<<<<
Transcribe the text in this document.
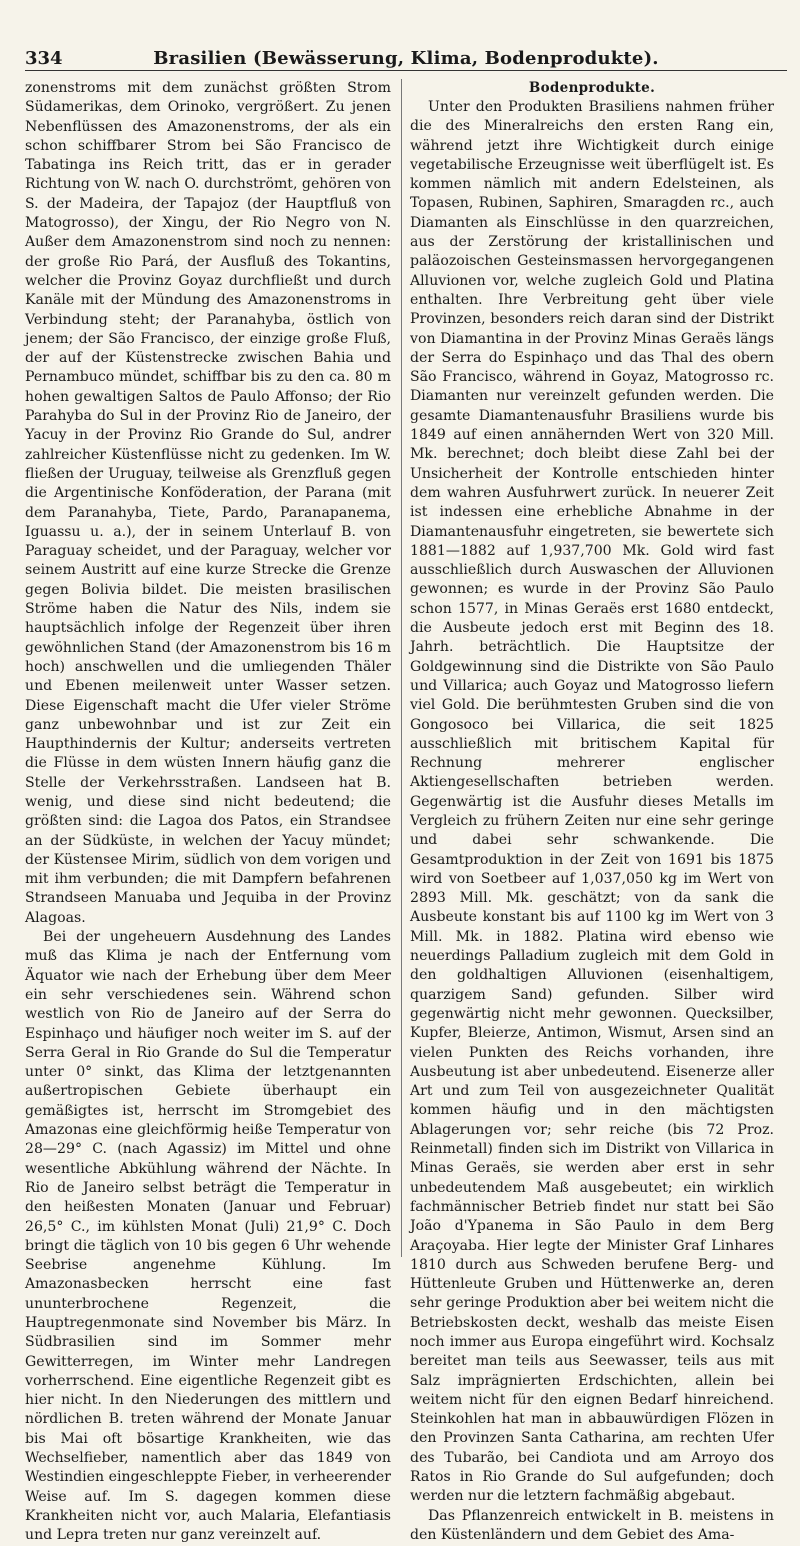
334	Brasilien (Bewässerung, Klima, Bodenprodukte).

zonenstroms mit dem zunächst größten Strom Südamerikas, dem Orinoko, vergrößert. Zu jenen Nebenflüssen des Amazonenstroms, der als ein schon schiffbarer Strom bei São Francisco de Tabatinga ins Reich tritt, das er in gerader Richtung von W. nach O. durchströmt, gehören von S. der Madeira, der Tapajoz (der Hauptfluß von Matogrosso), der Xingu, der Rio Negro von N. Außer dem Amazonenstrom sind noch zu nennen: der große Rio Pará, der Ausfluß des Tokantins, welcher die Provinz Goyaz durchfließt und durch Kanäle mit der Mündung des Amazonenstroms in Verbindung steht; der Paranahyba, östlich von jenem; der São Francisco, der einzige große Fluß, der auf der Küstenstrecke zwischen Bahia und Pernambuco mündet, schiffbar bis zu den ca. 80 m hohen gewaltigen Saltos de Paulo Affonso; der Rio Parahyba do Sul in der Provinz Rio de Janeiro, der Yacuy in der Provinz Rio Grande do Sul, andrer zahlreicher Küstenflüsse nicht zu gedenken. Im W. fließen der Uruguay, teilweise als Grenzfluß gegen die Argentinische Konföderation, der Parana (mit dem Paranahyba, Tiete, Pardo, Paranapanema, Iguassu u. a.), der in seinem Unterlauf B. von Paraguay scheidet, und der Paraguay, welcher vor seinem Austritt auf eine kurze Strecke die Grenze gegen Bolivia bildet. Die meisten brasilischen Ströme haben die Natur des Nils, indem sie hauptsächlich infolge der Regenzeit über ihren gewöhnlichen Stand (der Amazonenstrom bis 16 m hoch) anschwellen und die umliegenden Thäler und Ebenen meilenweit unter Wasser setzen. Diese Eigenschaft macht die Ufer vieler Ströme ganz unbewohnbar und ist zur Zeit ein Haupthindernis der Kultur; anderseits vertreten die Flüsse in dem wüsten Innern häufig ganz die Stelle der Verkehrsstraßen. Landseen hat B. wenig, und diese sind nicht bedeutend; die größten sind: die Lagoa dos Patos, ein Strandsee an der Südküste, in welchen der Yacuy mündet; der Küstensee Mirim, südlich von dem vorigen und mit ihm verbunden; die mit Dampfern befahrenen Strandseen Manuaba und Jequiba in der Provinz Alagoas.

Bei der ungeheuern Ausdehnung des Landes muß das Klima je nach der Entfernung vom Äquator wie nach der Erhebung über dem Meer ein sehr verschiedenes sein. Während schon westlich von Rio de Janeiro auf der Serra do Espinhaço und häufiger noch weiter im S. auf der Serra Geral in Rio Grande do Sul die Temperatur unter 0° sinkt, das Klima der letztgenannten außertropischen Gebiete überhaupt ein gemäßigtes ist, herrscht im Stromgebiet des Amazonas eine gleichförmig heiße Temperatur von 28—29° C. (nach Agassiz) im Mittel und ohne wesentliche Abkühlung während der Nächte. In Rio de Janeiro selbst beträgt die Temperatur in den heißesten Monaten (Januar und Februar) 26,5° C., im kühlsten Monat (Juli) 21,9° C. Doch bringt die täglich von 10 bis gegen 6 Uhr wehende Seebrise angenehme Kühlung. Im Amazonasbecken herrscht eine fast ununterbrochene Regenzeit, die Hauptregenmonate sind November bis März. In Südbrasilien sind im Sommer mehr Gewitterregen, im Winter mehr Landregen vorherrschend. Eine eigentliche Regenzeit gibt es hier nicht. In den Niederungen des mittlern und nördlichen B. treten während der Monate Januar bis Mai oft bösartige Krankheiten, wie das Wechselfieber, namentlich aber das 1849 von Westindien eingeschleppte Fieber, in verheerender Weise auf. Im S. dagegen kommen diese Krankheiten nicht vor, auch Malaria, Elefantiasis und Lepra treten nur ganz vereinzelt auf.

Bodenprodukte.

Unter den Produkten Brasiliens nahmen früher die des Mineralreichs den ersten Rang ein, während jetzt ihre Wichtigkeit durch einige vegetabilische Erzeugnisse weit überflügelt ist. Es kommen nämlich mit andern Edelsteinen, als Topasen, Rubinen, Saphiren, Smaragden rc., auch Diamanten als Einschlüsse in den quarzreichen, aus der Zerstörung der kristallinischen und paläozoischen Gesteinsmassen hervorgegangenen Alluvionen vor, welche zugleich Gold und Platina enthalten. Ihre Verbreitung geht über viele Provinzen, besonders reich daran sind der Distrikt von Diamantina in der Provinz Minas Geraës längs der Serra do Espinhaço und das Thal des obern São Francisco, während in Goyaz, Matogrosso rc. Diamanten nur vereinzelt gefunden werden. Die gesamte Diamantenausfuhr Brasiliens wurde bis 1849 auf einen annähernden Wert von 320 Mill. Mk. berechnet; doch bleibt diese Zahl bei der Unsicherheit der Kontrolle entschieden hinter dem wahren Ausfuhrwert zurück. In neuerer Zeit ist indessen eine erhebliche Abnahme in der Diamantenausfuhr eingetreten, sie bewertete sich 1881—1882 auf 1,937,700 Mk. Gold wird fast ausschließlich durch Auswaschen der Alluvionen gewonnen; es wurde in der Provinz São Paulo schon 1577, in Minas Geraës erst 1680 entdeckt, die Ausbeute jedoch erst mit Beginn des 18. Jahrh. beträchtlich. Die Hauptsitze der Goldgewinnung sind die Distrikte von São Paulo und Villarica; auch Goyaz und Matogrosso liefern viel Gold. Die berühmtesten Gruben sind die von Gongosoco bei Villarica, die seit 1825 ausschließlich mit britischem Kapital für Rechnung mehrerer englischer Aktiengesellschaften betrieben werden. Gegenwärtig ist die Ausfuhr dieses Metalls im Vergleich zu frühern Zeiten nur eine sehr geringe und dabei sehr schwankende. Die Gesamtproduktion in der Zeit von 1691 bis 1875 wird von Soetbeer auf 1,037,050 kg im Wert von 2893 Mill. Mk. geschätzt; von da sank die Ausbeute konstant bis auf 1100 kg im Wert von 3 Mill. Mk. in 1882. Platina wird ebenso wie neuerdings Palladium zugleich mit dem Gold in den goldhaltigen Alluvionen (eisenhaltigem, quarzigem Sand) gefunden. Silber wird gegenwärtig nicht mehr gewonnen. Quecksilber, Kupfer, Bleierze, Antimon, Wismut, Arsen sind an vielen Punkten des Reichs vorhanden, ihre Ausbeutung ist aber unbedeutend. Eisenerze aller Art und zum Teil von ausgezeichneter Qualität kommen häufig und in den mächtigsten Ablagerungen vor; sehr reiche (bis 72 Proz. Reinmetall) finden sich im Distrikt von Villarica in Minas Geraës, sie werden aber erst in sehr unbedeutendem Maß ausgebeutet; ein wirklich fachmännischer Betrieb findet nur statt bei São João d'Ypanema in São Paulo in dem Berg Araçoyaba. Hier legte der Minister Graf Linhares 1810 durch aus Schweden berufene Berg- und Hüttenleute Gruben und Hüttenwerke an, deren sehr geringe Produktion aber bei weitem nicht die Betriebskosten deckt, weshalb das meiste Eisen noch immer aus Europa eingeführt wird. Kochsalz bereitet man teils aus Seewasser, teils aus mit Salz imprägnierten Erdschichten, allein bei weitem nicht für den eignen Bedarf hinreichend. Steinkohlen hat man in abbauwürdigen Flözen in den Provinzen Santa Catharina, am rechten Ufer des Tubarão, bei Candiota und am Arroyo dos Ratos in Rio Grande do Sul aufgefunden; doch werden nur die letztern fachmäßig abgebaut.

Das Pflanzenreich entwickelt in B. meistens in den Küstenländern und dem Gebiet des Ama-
>>>>
<<<<
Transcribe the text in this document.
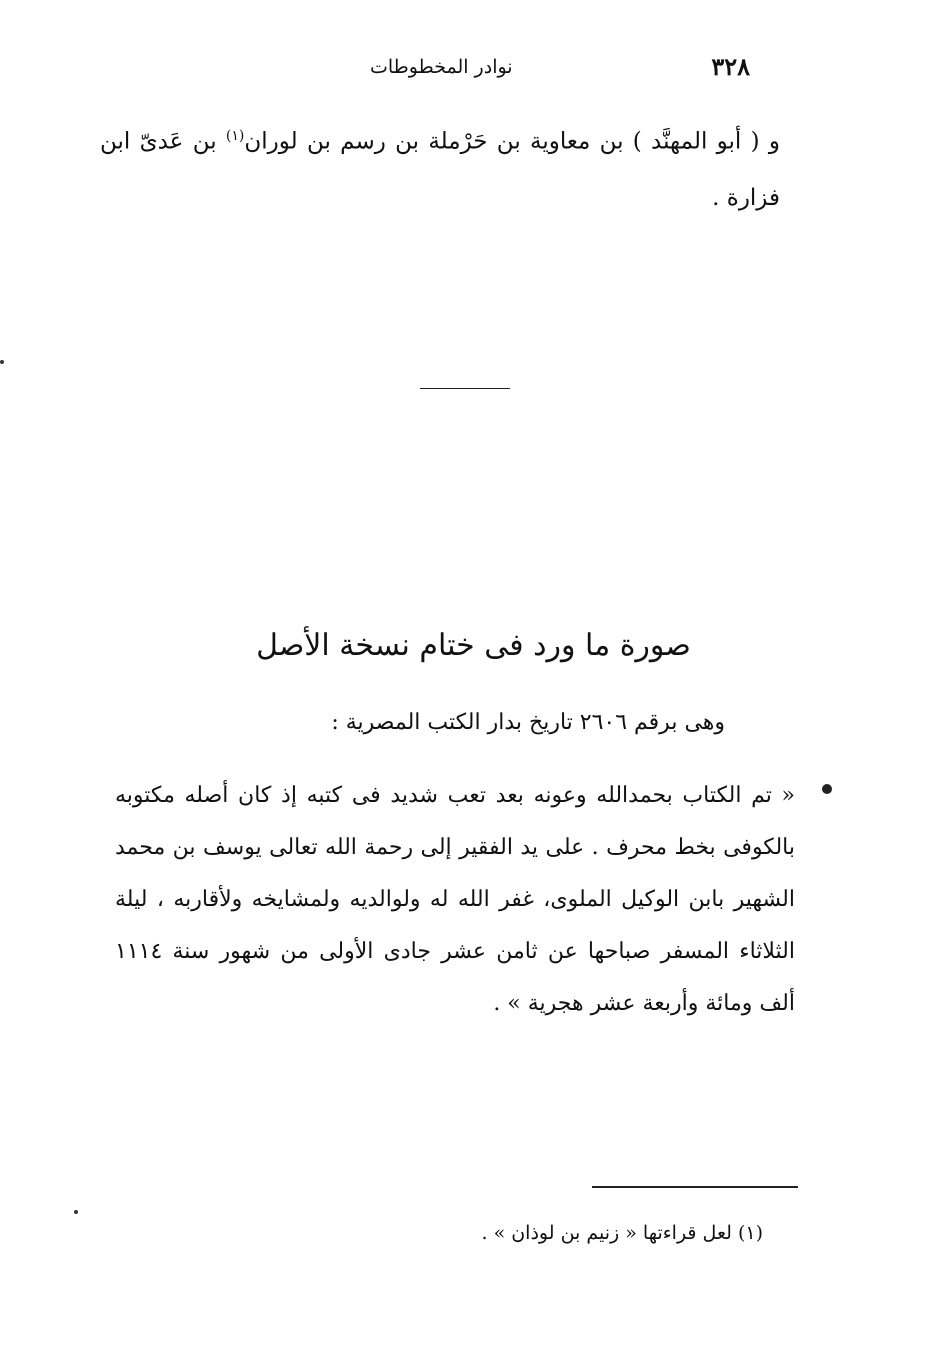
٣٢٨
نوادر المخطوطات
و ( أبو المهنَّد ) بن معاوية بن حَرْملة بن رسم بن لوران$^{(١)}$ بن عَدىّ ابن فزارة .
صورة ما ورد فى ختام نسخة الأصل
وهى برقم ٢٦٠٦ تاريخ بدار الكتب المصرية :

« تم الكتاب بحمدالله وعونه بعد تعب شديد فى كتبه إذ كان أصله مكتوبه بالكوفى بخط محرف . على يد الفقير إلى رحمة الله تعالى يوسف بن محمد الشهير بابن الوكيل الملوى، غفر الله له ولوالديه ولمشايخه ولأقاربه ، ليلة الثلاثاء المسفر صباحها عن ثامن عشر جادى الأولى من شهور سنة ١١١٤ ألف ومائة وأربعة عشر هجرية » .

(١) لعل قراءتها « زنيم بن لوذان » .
>>>>
WHAT YOU HAVE TO DO:
Determine the number of lines in the listing that hold the word "Klima", and supply that number and nothing further.

THE COMPLETED TASK:
2